- [Short exercise]:
Copy, from the entries below, each line in which the string "situação" appears.

- [Data supplied]:
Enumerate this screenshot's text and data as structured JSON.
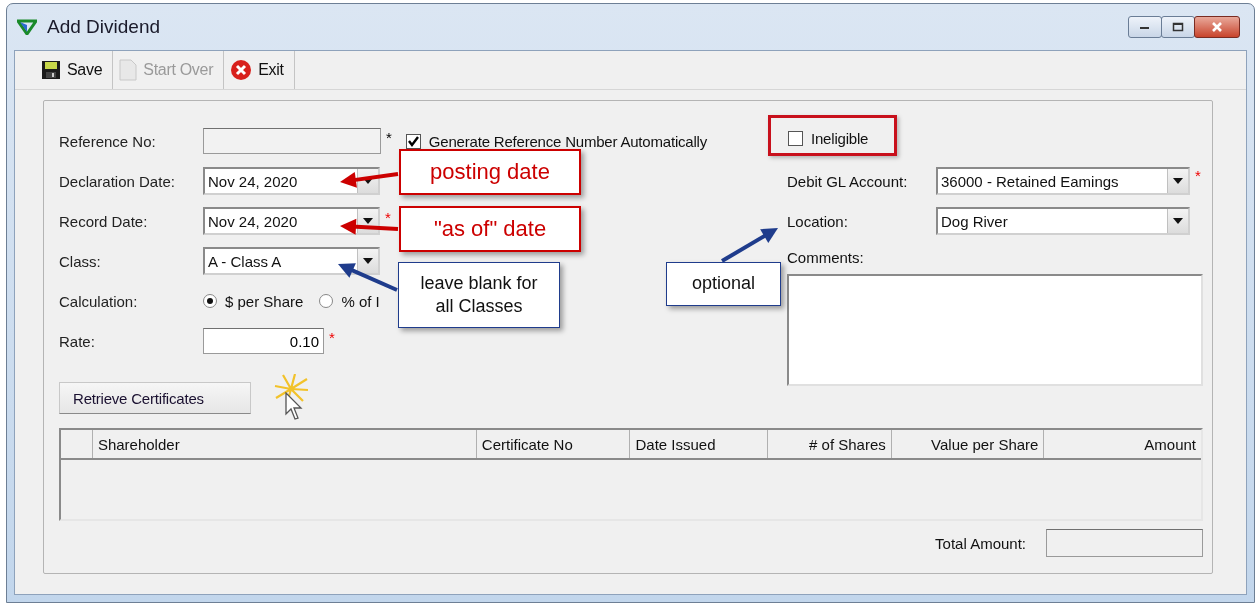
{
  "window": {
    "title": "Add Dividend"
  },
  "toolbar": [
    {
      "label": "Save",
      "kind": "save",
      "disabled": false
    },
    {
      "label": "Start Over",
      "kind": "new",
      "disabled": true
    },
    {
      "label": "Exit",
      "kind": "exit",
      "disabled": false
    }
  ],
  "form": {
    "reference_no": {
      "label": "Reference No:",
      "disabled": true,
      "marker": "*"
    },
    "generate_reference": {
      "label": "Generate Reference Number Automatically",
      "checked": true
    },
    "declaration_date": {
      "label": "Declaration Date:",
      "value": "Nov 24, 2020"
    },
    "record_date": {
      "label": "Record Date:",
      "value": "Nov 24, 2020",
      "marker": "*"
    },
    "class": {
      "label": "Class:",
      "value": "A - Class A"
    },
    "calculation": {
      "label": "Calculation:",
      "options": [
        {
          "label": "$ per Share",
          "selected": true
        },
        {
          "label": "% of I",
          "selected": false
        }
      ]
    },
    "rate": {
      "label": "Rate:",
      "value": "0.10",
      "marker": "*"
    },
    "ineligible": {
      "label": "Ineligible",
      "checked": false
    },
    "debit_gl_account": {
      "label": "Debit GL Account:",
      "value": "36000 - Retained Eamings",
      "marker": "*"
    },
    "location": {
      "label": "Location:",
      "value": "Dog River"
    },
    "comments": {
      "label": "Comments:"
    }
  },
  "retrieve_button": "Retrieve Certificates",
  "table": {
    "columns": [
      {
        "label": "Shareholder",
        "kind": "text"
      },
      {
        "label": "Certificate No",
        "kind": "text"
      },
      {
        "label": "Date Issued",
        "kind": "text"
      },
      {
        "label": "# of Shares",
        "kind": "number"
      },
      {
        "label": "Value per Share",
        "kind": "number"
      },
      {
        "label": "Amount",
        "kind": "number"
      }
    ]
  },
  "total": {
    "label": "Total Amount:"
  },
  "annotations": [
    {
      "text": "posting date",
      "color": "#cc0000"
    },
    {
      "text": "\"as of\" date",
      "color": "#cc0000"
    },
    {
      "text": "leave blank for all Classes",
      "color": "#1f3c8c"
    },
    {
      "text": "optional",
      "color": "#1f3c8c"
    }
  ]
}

--

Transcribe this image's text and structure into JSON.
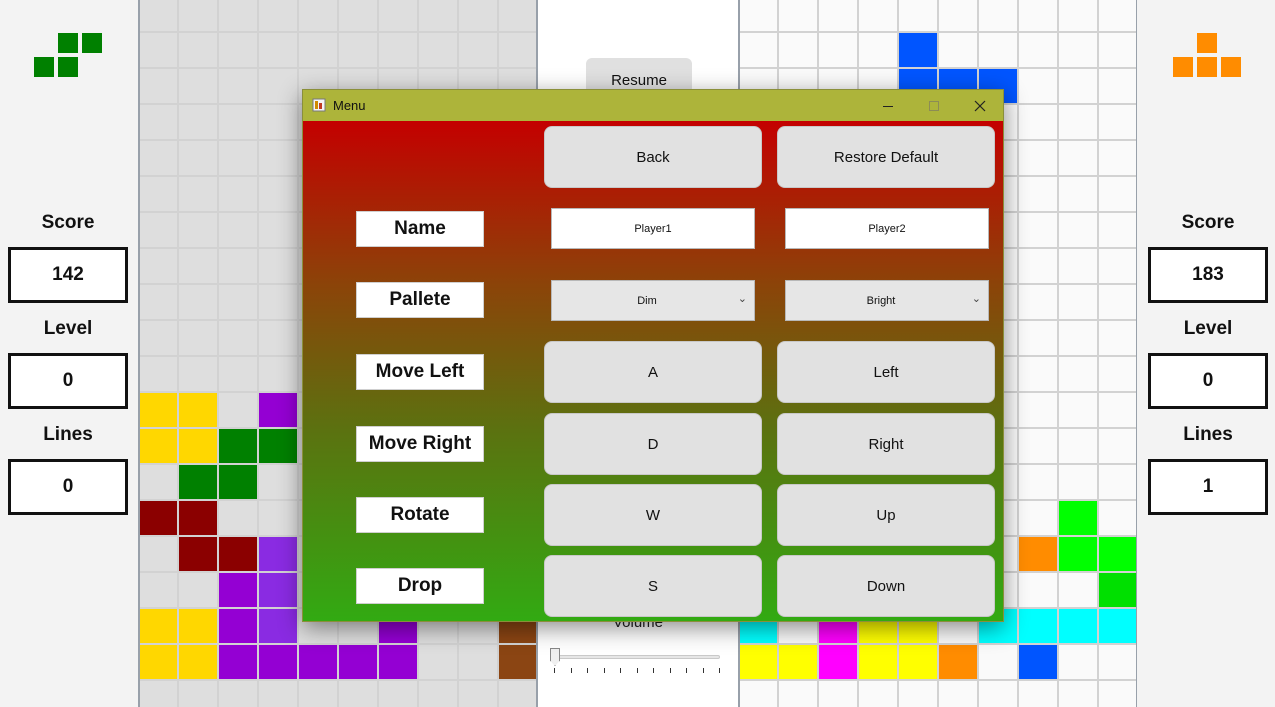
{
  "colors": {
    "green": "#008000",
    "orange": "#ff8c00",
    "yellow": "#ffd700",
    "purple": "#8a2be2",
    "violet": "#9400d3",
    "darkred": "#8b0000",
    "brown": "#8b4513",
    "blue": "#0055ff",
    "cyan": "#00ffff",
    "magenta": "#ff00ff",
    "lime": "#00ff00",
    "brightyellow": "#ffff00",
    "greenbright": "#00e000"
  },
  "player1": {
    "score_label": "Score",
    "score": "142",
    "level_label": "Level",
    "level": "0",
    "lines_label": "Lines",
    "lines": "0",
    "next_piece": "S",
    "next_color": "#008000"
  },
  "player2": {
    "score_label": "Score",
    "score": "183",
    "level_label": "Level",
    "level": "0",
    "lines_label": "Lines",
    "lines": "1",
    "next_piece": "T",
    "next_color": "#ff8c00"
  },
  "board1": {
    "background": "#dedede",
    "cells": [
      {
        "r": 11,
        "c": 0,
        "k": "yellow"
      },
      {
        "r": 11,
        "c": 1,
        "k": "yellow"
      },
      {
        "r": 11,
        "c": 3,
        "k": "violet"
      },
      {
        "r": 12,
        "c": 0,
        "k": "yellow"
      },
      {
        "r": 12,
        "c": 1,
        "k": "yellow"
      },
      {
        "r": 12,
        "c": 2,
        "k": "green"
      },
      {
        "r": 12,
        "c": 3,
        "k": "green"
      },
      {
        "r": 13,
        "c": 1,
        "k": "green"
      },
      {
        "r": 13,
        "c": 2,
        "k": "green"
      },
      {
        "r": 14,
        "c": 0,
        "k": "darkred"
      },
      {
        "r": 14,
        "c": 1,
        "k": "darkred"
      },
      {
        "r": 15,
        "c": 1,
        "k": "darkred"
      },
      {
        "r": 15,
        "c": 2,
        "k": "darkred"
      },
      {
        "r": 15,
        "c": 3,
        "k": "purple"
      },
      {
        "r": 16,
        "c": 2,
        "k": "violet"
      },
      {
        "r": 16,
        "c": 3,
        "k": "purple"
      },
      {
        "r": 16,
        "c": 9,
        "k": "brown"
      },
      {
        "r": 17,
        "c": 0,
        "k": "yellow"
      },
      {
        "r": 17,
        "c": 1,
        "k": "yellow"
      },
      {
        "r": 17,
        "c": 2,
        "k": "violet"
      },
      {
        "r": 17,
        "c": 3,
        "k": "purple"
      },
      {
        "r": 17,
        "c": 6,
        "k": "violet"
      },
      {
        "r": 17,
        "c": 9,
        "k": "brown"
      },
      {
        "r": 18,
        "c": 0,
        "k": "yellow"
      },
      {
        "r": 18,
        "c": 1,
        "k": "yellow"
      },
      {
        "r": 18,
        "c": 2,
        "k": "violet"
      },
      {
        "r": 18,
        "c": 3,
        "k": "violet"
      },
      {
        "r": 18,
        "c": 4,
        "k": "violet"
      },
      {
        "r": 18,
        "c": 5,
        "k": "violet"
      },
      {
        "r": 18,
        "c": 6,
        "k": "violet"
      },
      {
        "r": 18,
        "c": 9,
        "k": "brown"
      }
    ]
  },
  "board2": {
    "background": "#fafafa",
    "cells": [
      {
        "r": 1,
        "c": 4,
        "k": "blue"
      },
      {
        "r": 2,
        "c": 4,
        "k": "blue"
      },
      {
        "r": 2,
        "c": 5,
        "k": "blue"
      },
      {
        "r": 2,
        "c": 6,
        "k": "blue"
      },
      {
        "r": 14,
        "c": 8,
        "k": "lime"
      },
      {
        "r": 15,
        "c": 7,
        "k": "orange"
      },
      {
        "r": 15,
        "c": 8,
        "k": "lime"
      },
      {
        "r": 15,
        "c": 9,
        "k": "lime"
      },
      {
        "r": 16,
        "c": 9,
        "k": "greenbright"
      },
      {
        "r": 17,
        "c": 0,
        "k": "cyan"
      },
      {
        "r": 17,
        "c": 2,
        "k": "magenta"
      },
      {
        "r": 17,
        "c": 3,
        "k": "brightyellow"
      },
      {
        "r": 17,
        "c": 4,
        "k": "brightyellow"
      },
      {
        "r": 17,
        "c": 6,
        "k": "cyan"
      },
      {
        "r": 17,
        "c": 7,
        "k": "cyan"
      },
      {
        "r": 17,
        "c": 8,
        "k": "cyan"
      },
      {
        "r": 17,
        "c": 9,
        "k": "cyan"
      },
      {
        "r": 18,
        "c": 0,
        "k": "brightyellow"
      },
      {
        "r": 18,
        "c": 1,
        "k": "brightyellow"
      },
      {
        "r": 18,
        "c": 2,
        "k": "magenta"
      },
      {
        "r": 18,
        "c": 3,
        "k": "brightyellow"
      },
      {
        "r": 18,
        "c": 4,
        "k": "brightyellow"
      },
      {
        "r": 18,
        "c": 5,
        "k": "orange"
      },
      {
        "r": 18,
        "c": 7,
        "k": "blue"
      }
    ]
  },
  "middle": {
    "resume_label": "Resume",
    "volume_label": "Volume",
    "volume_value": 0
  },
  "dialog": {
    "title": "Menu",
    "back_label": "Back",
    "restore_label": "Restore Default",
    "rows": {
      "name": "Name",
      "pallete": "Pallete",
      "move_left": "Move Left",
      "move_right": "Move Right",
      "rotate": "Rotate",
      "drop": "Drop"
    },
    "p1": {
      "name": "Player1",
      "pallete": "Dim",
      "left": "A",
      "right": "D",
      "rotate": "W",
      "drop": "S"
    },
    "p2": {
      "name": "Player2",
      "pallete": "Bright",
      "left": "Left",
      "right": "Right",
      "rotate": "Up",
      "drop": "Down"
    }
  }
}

==

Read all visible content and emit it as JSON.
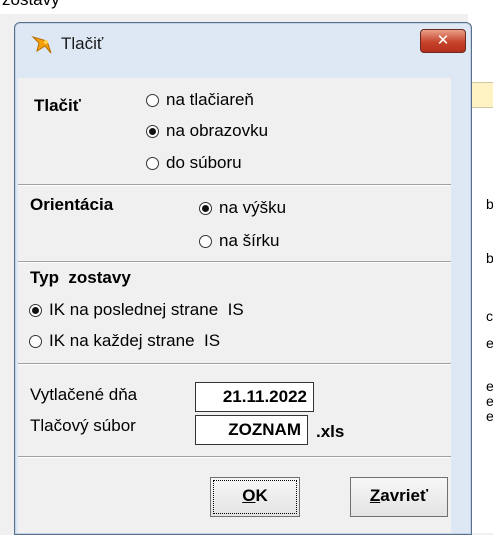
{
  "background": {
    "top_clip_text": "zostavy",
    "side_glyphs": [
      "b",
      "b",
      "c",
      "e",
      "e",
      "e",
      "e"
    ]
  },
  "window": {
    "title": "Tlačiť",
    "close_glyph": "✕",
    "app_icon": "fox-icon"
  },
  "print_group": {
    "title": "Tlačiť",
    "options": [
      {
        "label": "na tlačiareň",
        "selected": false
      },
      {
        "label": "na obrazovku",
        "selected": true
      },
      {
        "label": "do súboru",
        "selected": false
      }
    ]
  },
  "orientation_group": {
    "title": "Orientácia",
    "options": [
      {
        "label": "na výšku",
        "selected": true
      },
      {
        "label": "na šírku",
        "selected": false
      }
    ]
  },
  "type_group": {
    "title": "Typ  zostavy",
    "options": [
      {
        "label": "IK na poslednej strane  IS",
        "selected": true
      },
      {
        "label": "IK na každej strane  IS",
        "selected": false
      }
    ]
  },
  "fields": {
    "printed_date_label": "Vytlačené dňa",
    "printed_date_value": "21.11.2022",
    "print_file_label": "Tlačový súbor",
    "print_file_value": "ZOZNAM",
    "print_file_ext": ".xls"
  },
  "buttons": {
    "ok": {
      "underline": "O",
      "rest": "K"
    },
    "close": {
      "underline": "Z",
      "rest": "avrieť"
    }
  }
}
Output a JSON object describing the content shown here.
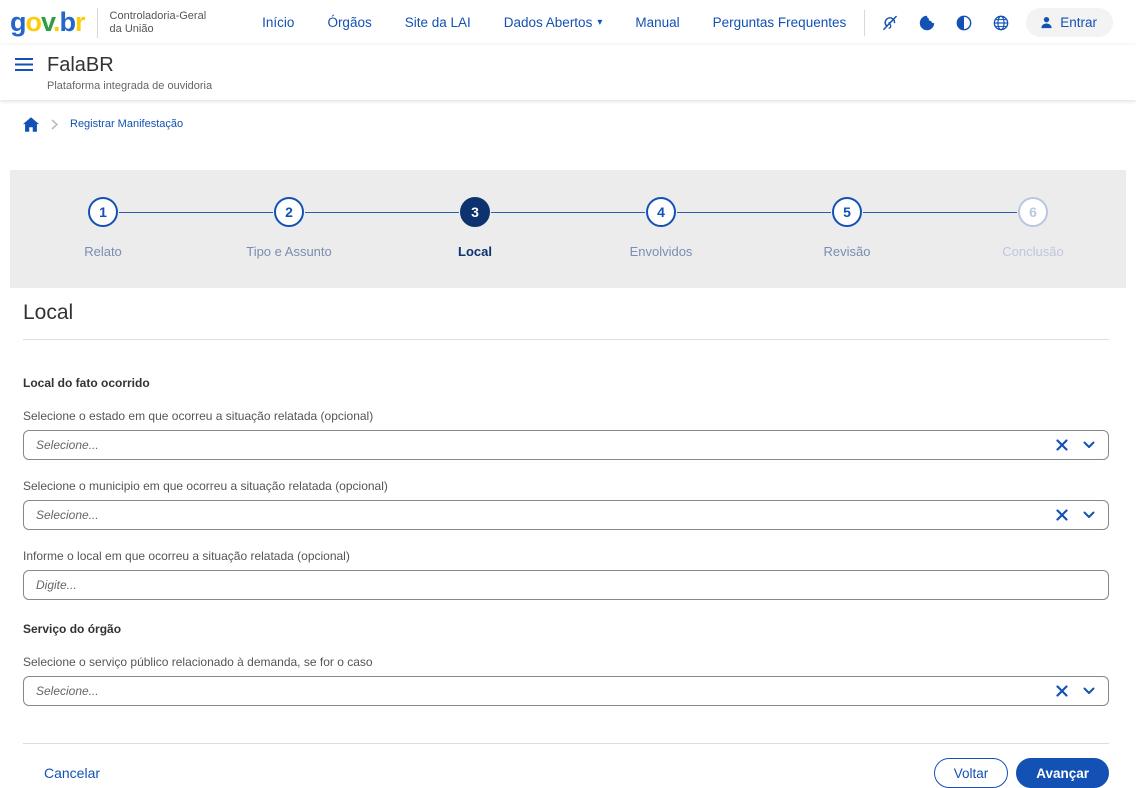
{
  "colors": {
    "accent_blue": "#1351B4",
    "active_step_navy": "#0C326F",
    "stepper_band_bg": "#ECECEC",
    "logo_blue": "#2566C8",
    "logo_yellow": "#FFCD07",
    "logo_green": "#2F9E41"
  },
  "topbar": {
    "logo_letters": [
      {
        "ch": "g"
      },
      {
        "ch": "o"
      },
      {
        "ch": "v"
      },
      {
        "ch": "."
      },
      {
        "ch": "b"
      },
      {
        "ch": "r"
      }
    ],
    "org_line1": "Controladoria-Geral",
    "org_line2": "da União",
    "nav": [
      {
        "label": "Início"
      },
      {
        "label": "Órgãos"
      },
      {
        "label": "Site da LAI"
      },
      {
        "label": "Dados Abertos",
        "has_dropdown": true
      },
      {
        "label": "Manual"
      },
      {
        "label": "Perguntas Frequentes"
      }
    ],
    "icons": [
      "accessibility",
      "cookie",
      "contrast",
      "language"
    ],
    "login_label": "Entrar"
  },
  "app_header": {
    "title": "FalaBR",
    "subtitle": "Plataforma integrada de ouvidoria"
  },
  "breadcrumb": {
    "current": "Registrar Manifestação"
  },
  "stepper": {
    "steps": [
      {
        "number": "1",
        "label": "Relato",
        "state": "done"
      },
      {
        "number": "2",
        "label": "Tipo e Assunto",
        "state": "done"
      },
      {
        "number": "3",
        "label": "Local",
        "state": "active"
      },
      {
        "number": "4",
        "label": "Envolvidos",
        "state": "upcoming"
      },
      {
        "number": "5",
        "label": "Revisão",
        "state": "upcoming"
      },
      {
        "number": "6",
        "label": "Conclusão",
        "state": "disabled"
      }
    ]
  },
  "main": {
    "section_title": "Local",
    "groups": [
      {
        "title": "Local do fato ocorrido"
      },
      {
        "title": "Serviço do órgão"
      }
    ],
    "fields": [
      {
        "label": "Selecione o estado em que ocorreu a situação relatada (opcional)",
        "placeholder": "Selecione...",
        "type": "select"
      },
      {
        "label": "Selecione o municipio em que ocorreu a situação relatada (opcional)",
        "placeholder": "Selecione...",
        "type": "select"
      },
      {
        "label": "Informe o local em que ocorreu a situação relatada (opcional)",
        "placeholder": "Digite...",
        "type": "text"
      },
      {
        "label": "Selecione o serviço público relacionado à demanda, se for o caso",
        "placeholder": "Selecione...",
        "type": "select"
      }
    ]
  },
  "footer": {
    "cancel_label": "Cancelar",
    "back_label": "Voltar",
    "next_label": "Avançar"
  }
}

- [Reply to the task]:
        "label": "Selecione o estado em que ocorreu a situação relatada (opcional)",
        "label": "Selecione o municipio em que ocorreu a situação relatada (opcional)",
        "label": "Informe o local em que ocorreu a situação relatada (opcional)",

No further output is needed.